[Records from a dataset]

===============

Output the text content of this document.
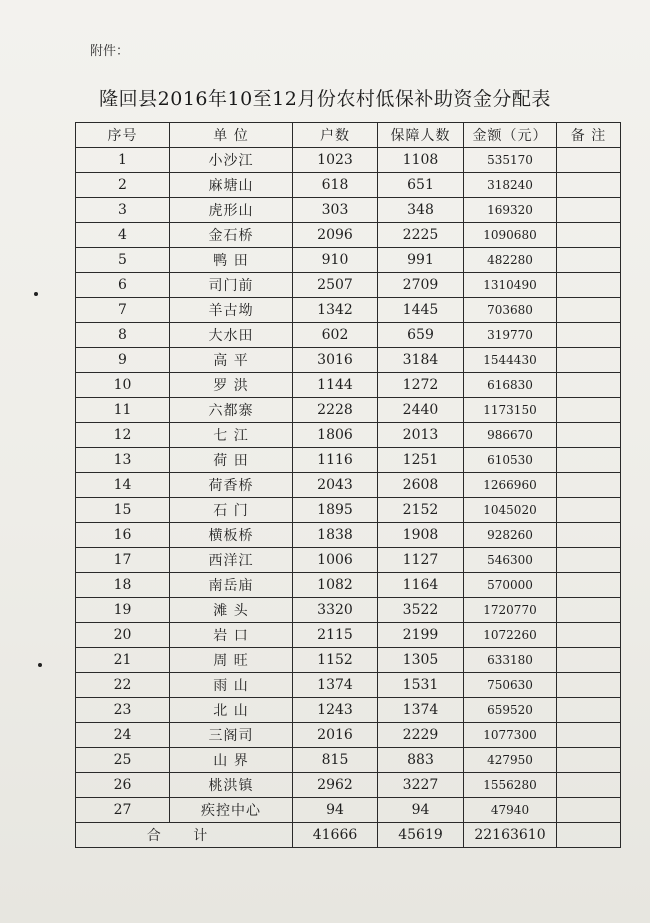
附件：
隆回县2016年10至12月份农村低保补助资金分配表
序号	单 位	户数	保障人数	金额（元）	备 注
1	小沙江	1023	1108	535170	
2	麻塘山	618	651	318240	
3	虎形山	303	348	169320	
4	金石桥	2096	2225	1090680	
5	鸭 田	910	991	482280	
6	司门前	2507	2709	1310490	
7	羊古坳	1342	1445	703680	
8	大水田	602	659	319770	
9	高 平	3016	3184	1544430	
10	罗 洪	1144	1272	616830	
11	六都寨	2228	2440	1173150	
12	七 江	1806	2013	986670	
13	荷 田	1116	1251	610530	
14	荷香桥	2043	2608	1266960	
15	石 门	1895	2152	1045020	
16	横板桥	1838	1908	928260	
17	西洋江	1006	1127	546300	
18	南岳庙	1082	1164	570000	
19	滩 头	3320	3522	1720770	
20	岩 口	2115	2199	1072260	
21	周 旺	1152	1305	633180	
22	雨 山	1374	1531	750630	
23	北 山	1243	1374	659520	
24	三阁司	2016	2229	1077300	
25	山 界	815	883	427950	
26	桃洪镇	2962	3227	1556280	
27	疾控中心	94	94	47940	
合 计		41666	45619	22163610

===============

• _What the task requires_
Go back to the records above and write them out exactly, without the pictures.

• _Reply to the exercise_
Output the text content of this document.
附件：
隆回县2016年10至12月份农村低保补助资金分配表
序号	单 位	户数	保障人数	金额（元）	备 注
1	小沙江	1023	1108	535170	
2	麻塘山	618	651	318240	
3	虎形山	303	348	169320	
4	金石桥	2096	2225	1090680	
5	鸭 田	910	991	482280	
6	司门前	2507	2709	1310490	
7	羊古坳	1342	1445	703680	
8	大水田	602	659	319770	
9	高 平	3016	3184	1544430	
10	罗 洪	1144	1272	616830	
11	六都寨	2228	2440	1173150	
12	七 江	1806	2013	986670	
13	荷 田	1116	1251	610530	
14	荷香桥	2043	2608	1266960	
15	石 门	1895	2152	1045020	
16	横板桥	1838	1908	928260	
17	西洋江	1006	1127	546300	
18	南岳庙	1082	1164	570000	
19	滩 头	3320	3522	1720770	
20	岩 口	2115	2199	1072260	
21	周 旺	1152	1305	633180	
22	雨 山	1374	1531	750630	
23	北 山	1243	1374	659520	
24	三阁司	2016	2229	1077300	
25	山 界	815	883	427950	
26	桃洪镇	2962	3227	1556280	
27	疾控中心	94	94	47940	
合 计		41666	45619	22163610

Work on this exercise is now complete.